§ WHAT YOU WILL DO: Sort through the data and copy the lines holding the word "March".

Raw records:
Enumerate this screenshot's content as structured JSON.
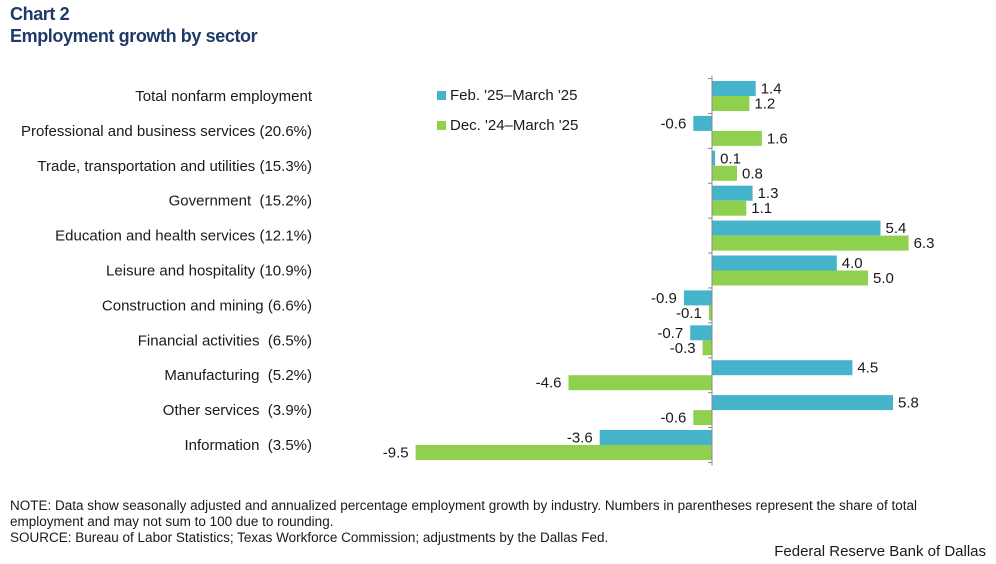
{
  "header": {
    "chart_number": "Chart 2",
    "title": "Employment growth by sector"
  },
  "colors": {
    "series1": "#45b4cb",
    "series2": "#8fd14f",
    "title": "#1f3a68",
    "axis": "#888888"
  },
  "chart_data": {
    "type": "bar",
    "orientation": "horizontal",
    "title": "Employment growth by sector",
    "categories": [
      "Total nonfarm employment",
      "Professional and business services (20.6%)",
      "Trade, transportation and utilities (15.3%)",
      "Government  (15.2%)",
      "Education and health services (12.1%)",
      "Leisure and hospitality (10.9%)",
      "Construction and mining (6.6%)",
      "Financial activities  (6.5%)",
      "Manufacturing  (5.2%)",
      "Other services  (3.9%)",
      "Information  (3.5%)"
    ],
    "series": [
      {
        "name": "Feb. '25–March '25",
        "values": [
          1.4,
          -0.6,
          0.1,
          1.3,
          5.4,
          4.0,
          -0.9,
          -0.7,
          4.5,
          5.8,
          -3.6
        ],
        "labels": [
          "1.4",
          "-0.6",
          "0.1",
          "1.3",
          "5.4",
          "4.0",
          "-0.9",
          "-0.7",
          "4.5",
          "5.8",
          "-3.6"
        ]
      },
      {
        "name": "Dec. '24–March '25",
        "values": [
          1.2,
          1.6,
          0.8,
          1.1,
          6.3,
          5.0,
          -0.1,
          -0.3,
          -4.6,
          -0.6,
          -9.5
        ],
        "labels": [
          "1.2",
          "1.6",
          "0.8",
          "1.1",
          "6.3",
          "5.0",
          "-0.1",
          "-0.3",
          "-4.6",
          "-0.6",
          "-9.5"
        ]
      }
    ],
    "xlim": [
      -9.5,
      6.3
    ],
    "legend_position": "top-center",
    "grid": false
  },
  "footer": {
    "note": "NOTE: Data show seasonally adjusted and annualized percentage employment growth by industry. Numbers in parentheses represent the share of total employment and may not sum to 100 due to rounding.",
    "source": "SOURCE: Bureau of Labor Statistics; Texas Workforce Commission; adjustments by the Dallas Fed.",
    "credit": "Federal Reserve Bank of Dallas"
  }
}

§ OUTPUT FOR THIS EXERCISE:
        "name": "Feb. '25–March '25",
        "name": "Dec. '24–March '25",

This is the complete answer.